Document segment:

==========

Cold weather and Christmas are coming soon.
Thanks

Hatchet_1697
11-02-2020, 16:50
I bought my cousin these, he said they really helped for hiking. He has Raynauds and puts a regular glove over them when itís really cold.

www.wristies.com/Heated_Wristies_p/20a.htm

V/r, H




Sent from my iPad using Tapatalk Pro

Slo-go'en
11-02-2020, 20:04
My hiking friend uses a chemical handwarmer in her mittens. But she doesn't use poles for the most part. But if you put it over the top of your hand, it would probably work. Having a mitten with an actual pocket for a handwarmer would be ideal, there is likely such a mitten available. And of course, mittens are on the whole warmer then gloves. When it gets down into the 20's or colder, I put on mittens and add shells if it's windy.

Time Zone
11-02-2020, 20:05
In my experience, mittens keep fingers warmer than gloves. Haven't seen any non-motorcycle solution for heating fingers.

Slo-go'en
11-02-2020, 20:06
I bought my cousin these, he said they really helped for hiking. He has Raynauds and puts a regular glove over them when it’s really cold.

www.wristies.com/Heated_Wristies_p/20a.htm (http://www.wristies.com/Heated_Wristies_p/20a.htm)

V/r, H




Sent from my iPad using Tapatalk Pro

I should have checked this product out, it looks like a good way to go.

Deadeye
11-02-2020, 21:16
Having a mitten with an actual pocket for a handwarmer would be ideal, there is likely such a mitten available.

LL Bean has (or had) a pair of down mittens with a handwarmer pocket - I didn't find it nearly as warm as just having the warmer inside with my hand. Great concept, not so great in execution.

Time Zone
11-02-2020, 22:08
LL Bean has (or had) a pair of down mittens with a handwarmer pocket - I didn't find it nearly as warm as just having the warmer inside with my hand. Great concept, not so great in execution.

Sounds like the pocket insulated your hand from the handwarmer! :D

Not always bad - sometimes those handwarmers can be a little too hot directly on the skin.

nsherry61
11-03-2020, 14:33
FWIW if one compares the price, reliability, and working time of chemical hand warmers vs. electric heated gloves, the chemical hand warmers win on all fronts by a significant margin.

peakbagger
11-03-2020, 17:03
If you just need short term handwarmer, the reusable kind that you recharge by putting in hot water are really good, they do not last as long as the chemical ones but a lot less trash.

Deadeye
11-03-2020, 20:59
Sounds like the pocket insulated your hand from the handwarmer! :D
.

==========

Data block:
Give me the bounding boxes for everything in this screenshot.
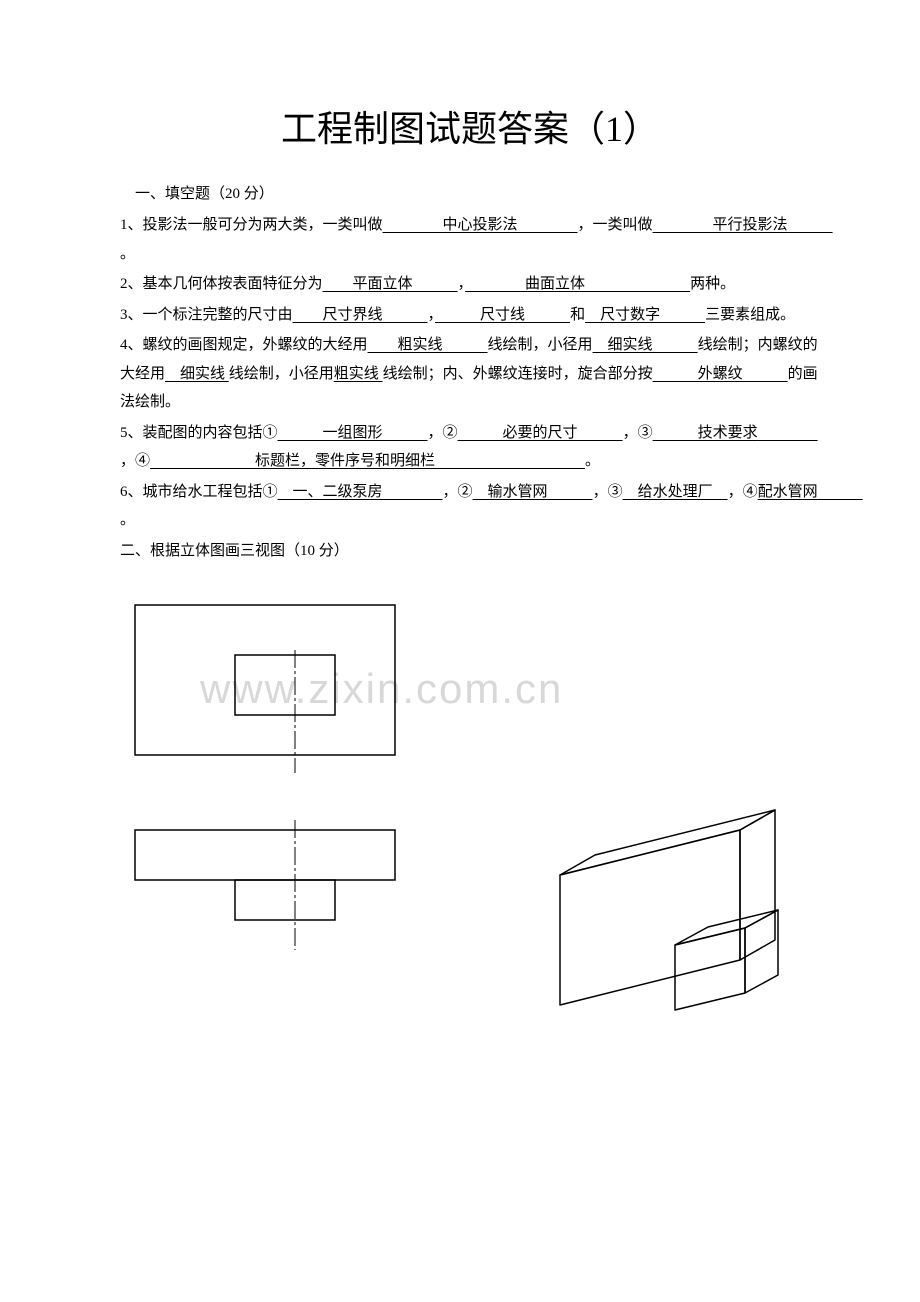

==========

What you are asked to do: In the forum thread on warming hands, at what temperature does Slo-go'en put on mittens? The data are separate material, distinct from the forum thread on warming hands.

Final answer: When it gets down into the 20's or colder.